## WHAT YOU HAVE TO DO
Every line of the material below must be repeated exactly.
begin EXERCISE INPUT
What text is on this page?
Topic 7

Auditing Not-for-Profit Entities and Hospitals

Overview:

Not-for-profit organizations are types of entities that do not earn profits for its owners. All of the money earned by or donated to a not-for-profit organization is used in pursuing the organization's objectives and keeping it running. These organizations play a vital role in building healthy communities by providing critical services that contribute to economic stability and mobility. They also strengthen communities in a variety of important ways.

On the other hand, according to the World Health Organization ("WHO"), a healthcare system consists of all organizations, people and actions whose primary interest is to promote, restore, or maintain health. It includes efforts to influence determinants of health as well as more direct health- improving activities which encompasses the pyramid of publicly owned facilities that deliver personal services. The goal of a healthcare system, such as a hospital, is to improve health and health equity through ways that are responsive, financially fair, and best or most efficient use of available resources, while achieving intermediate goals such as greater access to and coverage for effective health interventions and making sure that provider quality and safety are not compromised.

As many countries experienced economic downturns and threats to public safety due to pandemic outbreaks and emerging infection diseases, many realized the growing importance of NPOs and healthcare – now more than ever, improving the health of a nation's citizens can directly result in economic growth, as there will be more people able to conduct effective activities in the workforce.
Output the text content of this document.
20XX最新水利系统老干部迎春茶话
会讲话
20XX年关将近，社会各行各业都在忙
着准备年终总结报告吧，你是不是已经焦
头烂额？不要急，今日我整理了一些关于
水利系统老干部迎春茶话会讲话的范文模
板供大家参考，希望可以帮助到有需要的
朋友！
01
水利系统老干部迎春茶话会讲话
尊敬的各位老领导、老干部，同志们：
end EXERCISE INPUT
## SOLVED PROBLEM
What text is on this page?
Topic 7

Auditing Not-for-Profit Entities and Hospitals

Overview:

Not-for-profit organizations are types of entities that do not earn profits for its owners. All of the money earned by or donated to a not-for-profit organization is used in pursuing the organization's objectives and keeping it running. These organizations play a vital role in building healthy communities by providing critical services that contribute to economic stability and mobility. They also strengthen communities in a variety of important ways.

On the other hand, according to the World Health Organization ("WHO"), a healthcare system consists of all organizations, people and actions whose primary interest is to promote, restore, or maintain health. It includes efforts to influence determinants of health as well as more direct health- improving activities which encompasses the pyramid of publicly owned facilities that deliver personal services. The goal of a healthcare system, such as a hospital, is to improve health and health equity through ways that are responsive, financially fair, and best or most efficient use of available resources, while achieving intermediate goals such as greater access to and coverage for effective health interventions and making sure that provider quality and safety are not compromised.

As many countries experienced economic downturns and threats to public safety due to pandemic outbreaks and emerging infection diseases, many realized the growing importance of NPOs and healthcare – now more than ever, improving the health of a nation's citizens can directly result in economic growth, as there will be more people able to conduct effective activities in the workforce.
Output the text content of this document.
20XX最新水利系统老干部迎春茶话
会讲话
20XX年关将近，社会各行各业都在忙
着准备年终总结报告吧，你是不是已经焦
头烂额？不要急，今日我整理了一些关于
水利系统老干部迎春茶话会讲话的范文模
板供大家参考，希望可以帮助到有需要的
朋友！
01
水利系统老干部迎春茶话会讲话
尊敬的各位老领导、老干部，同志们：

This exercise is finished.